▶ [Goal]:
Work out the number of lines containing "there". Answer with nothing but that number.

▶ [Information supplied]:
◆ ◆ ◆ ◆

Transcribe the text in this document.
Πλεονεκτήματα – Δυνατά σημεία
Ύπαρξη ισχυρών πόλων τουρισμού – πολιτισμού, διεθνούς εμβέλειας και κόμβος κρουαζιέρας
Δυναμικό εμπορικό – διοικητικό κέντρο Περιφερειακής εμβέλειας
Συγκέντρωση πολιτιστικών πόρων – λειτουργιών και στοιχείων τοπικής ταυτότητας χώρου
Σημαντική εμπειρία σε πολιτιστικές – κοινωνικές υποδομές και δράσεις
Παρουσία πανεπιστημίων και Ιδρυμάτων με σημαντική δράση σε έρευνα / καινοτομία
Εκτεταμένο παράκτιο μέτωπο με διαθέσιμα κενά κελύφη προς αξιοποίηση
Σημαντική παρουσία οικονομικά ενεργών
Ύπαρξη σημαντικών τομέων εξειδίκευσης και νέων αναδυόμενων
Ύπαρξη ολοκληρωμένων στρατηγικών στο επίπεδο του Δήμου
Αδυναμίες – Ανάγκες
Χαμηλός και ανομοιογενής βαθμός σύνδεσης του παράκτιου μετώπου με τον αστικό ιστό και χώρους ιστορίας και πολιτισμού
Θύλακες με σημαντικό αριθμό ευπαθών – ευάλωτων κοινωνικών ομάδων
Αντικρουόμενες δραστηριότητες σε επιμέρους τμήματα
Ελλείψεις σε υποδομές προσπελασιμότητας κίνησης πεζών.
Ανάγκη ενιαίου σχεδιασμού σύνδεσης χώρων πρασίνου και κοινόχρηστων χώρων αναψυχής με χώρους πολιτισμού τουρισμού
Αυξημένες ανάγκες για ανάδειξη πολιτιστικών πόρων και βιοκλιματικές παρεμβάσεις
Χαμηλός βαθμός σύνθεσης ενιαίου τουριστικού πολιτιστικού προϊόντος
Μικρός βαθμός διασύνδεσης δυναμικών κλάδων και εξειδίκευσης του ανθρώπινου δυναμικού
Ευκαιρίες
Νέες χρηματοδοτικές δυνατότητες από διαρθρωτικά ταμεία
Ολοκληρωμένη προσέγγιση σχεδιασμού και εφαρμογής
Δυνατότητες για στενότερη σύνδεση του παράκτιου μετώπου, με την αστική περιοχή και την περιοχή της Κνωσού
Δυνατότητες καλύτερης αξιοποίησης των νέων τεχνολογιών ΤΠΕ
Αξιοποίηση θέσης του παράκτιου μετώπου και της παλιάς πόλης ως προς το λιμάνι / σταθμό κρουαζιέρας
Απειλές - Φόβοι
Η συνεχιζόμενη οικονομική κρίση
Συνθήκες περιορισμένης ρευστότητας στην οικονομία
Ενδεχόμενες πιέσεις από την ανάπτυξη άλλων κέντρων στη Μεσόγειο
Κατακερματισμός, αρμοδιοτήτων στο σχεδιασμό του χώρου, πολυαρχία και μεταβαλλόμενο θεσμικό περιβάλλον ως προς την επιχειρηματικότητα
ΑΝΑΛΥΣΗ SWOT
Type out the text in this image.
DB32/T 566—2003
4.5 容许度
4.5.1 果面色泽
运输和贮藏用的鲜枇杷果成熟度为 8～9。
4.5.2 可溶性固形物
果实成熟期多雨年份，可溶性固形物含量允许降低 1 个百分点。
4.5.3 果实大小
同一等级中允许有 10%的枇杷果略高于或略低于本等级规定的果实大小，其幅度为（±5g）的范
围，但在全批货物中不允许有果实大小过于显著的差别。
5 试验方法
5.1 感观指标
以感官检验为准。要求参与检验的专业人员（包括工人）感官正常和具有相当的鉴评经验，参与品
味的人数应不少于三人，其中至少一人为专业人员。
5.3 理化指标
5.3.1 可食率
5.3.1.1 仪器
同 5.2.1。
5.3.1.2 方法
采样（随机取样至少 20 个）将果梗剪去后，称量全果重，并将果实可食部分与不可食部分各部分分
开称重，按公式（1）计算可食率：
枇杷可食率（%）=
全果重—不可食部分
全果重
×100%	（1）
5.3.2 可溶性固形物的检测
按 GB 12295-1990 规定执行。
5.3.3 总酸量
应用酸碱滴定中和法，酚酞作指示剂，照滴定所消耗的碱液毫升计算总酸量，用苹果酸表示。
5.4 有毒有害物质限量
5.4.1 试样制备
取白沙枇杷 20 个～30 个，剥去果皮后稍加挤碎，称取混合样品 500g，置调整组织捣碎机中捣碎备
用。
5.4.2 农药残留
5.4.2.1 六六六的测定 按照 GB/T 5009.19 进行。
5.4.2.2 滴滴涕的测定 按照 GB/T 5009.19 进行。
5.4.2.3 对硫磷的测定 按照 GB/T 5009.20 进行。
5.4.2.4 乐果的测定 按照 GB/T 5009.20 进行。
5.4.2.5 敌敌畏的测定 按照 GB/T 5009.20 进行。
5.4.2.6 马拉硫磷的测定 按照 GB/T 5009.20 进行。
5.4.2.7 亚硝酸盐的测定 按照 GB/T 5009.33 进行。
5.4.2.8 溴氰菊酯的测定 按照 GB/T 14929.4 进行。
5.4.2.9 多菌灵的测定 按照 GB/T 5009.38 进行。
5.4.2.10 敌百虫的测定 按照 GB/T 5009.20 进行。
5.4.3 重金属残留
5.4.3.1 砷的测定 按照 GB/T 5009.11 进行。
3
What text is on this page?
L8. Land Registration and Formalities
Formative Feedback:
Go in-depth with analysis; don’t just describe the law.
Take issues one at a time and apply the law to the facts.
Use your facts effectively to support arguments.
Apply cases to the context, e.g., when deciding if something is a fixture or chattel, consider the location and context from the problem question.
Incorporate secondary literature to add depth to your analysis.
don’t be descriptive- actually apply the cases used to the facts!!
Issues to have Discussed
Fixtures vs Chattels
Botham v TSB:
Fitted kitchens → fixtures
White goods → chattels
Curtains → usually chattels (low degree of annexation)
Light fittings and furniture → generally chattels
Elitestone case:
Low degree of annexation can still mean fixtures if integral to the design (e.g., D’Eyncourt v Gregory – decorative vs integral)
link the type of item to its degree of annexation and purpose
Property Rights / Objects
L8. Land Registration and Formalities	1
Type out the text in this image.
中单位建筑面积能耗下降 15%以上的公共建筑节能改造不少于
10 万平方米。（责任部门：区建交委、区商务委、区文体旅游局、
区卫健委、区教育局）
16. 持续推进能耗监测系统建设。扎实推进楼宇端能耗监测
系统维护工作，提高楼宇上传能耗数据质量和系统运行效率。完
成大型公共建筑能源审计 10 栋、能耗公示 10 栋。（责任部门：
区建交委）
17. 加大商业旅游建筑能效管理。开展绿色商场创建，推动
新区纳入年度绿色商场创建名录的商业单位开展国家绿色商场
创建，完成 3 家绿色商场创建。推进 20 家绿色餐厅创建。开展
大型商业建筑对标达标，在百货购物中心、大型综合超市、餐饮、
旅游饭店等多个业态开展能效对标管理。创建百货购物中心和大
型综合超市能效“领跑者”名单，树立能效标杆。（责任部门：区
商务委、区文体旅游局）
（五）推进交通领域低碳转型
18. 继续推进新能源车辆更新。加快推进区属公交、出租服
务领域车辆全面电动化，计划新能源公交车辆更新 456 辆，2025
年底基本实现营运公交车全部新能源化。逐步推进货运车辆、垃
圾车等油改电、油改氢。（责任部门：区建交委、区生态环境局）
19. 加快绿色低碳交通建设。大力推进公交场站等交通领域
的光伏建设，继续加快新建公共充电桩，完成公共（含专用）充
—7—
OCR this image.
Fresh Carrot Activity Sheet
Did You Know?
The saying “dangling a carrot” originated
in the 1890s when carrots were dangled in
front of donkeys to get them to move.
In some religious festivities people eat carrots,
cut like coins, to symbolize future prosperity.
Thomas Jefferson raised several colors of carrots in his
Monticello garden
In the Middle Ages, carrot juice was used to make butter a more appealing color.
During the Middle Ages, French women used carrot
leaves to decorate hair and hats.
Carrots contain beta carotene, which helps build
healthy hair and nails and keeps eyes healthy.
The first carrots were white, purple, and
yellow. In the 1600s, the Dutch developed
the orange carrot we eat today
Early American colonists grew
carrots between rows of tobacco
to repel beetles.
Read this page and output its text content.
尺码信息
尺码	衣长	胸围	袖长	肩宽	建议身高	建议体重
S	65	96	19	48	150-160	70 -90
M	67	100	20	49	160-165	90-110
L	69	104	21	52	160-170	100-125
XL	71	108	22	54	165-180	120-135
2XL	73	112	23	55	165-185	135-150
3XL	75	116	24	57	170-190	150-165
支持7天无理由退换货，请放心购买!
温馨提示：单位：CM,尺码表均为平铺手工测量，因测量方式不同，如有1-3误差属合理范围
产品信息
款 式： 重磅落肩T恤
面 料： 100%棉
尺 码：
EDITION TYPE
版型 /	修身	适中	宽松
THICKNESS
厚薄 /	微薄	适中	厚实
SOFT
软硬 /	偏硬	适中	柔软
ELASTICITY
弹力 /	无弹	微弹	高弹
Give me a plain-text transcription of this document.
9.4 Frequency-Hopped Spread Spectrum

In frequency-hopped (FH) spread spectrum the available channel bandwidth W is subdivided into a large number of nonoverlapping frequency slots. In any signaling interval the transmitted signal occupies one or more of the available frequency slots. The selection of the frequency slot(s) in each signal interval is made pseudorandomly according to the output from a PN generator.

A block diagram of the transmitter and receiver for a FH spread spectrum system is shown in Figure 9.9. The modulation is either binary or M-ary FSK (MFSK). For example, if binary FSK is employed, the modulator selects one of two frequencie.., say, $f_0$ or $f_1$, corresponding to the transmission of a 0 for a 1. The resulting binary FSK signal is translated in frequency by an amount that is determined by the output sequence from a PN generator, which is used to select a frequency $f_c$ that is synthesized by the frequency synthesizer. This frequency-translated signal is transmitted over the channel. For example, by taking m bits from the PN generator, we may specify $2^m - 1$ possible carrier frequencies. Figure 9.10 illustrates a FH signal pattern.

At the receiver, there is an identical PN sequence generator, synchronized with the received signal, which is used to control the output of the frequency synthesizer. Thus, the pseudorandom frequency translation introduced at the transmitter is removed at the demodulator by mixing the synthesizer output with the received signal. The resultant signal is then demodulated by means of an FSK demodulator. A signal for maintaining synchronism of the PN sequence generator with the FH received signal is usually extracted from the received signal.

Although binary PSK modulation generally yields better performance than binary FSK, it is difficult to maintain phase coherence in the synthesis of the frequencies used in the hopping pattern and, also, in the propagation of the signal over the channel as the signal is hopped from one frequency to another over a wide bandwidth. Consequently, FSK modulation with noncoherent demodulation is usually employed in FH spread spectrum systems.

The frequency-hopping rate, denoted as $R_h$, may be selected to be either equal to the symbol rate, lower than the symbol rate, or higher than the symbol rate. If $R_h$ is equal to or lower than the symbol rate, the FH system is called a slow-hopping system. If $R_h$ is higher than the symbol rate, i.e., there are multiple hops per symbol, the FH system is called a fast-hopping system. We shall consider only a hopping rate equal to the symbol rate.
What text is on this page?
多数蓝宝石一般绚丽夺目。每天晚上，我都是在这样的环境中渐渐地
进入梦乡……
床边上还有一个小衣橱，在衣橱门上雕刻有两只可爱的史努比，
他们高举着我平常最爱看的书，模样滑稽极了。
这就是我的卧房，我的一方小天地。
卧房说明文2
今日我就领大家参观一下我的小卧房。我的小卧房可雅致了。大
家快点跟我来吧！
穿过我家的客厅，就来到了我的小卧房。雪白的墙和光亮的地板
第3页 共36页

◆ ◆ ◆ ◆

▶ [Solution to the problem]:
2